**Kısa görev:**
Yapay zeka mühendisliği üzerine olan metne göre şu soruları cevaplayın:
1. Sorunlarının çözülmesi gereken farklı alanlara örnek olarak hangi iki alan veriliyor?
2. Özellikle hangi meslek mensuplarının bu alandan çok faydalanacağı söyleniyor?
3. Son bir yıldır farklı platformlarda ne yapılmaya çalışılıyor?

====== Verilen metin ======

Yapay zeka mühendisliği lisans programı diye bir konuya liderlik ettiğimizde kamuoyu merakını gidermek istediğinde, kurumsal olarak buna tanım, perspektif ve müfredat getirmiş bir akademik birime yöneliyor. Oradaki insanlardan dinlemek istiyor. Yapay zeka, bilgisayar mühendislerinin çok aktif çalıştığı bir konu olmakla birlikte çözülmesi gereken problemler gerçek dünyaya ait. Başka mesleklerin sorunlarını çözmelisiniz. Radyoloji, toplu taşıma gibi farklı alanların sorunlarını çözmeniz gerekiyor. Yapay zeka kendini her alandaki işbirliğine açmak zorunda. Bunu da anladık sanıyorum ki her meslek bundan nasıl faydalanacağını öğrenmek istiyor. Özellikle avukatlar, doktorlar bu alandan çok faydalanacaklar. Güncel teknolojide yapılabileceklerin sınırı nedir ve biz bundan nasıl faydalanabiliriz konusu uzun uzun konuşulacak konular. Son bir yıldır farklı platformlarda değişik meslek gruplarına bu konuyu anlatmaya çalışıyoruz.

SAVUNMA ÖZGÜN VE MİLLİ OLMALI

  • Yapay zeka mühendisliğinde dünyanın neresindeyiz?

====== Sağlanan malzeme ======

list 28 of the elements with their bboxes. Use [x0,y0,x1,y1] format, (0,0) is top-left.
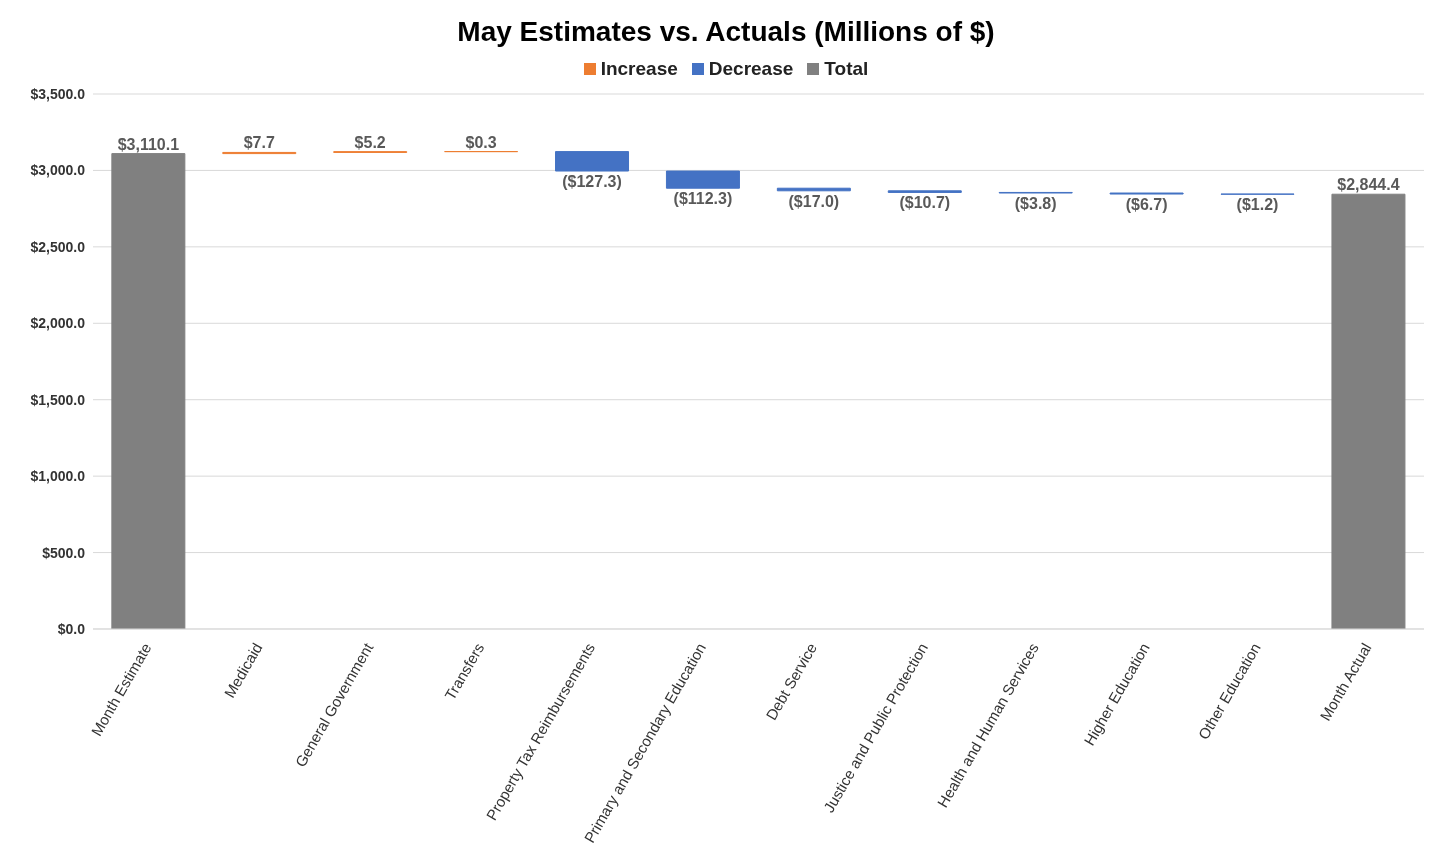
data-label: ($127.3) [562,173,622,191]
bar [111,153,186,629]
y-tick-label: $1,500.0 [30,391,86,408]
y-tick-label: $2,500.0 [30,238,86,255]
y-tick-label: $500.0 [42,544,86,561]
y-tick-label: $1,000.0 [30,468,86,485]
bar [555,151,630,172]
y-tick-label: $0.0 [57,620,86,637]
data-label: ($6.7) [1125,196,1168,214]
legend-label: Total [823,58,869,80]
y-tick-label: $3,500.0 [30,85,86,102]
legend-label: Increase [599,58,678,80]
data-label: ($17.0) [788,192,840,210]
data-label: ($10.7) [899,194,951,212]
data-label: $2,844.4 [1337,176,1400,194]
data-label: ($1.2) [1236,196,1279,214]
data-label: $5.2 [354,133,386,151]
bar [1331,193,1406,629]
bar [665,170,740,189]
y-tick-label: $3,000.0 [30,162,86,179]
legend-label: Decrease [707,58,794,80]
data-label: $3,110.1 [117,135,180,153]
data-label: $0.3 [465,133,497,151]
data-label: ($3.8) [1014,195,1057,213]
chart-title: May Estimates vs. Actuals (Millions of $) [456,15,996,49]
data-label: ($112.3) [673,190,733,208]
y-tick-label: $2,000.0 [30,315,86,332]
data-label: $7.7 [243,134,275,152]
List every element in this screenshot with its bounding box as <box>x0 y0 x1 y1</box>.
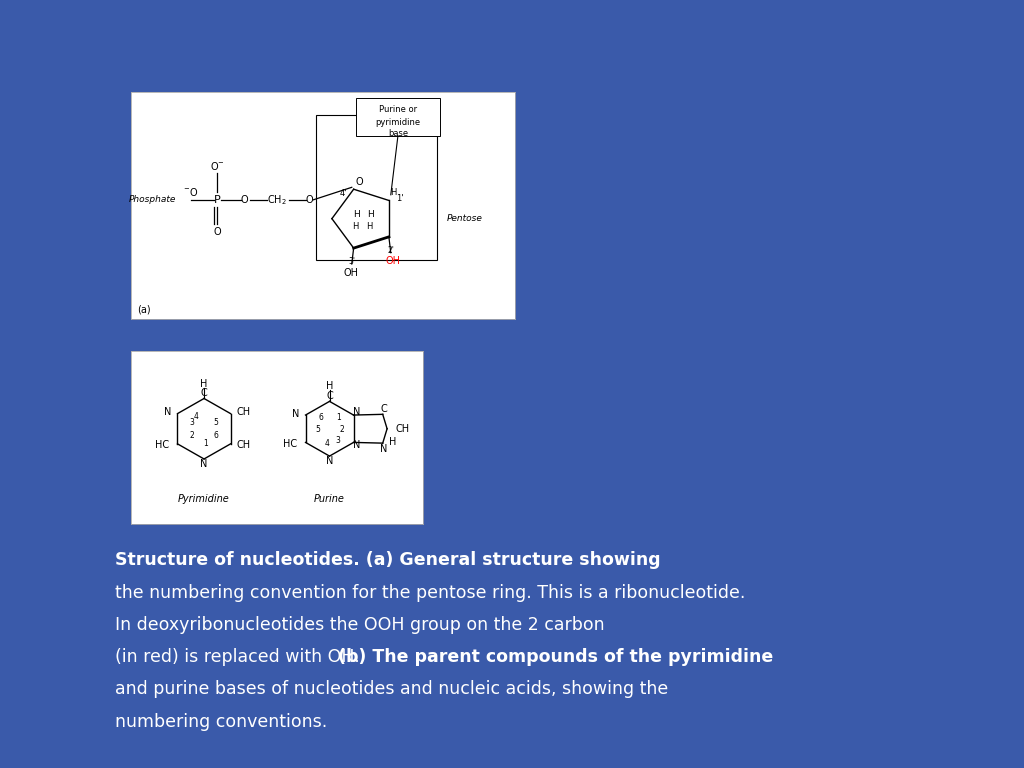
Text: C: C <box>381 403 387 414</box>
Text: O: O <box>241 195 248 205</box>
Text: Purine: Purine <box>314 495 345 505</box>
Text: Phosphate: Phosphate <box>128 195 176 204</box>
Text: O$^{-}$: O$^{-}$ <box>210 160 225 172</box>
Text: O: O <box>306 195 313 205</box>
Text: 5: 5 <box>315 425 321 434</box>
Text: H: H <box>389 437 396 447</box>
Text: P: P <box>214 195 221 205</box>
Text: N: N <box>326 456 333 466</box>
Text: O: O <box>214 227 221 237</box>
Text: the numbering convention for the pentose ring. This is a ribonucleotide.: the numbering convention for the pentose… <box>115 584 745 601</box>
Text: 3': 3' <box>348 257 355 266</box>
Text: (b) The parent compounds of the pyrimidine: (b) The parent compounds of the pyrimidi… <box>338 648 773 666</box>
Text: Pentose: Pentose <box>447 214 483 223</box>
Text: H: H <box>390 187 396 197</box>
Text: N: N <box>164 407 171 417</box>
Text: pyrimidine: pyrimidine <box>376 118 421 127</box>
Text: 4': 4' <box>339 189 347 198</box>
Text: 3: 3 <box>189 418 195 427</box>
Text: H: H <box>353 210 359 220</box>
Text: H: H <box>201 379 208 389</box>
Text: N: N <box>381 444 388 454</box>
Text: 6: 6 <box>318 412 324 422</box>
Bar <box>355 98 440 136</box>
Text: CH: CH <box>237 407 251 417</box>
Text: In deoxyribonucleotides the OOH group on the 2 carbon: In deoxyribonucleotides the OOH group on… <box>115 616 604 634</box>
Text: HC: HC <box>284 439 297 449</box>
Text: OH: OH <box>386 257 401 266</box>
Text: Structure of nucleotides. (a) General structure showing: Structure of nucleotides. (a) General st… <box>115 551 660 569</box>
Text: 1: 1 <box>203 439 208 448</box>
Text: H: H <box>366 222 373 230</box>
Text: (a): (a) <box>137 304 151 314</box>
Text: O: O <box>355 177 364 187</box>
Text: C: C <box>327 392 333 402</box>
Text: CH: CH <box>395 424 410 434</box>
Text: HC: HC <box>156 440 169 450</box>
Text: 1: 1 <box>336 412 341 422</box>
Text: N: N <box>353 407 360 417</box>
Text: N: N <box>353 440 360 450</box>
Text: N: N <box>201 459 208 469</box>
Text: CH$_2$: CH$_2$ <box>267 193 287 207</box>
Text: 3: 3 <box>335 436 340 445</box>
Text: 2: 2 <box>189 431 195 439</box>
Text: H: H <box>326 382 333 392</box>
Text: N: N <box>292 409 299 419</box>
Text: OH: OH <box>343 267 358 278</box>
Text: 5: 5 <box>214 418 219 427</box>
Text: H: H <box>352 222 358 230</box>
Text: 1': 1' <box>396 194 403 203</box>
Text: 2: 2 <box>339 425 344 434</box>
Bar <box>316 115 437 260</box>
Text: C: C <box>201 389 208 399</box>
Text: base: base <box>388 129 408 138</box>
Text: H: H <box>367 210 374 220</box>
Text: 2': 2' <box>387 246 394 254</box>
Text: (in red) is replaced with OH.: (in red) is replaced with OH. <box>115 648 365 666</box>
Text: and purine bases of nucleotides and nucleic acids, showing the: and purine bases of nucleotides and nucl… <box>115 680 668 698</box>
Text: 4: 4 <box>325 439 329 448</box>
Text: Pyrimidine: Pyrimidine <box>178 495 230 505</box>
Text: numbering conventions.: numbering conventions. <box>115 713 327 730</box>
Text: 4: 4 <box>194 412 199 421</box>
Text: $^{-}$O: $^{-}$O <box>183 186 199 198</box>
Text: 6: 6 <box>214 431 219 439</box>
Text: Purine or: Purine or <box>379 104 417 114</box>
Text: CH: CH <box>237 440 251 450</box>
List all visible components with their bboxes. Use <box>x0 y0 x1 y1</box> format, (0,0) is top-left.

======

**Doğru sonuç:**
1. Radyoloji ve toplu taşıma.
2. Avukatlar ve doktorlar.
3. Değişik meslek gruplarına konu anlatılmaya çalışılıyor.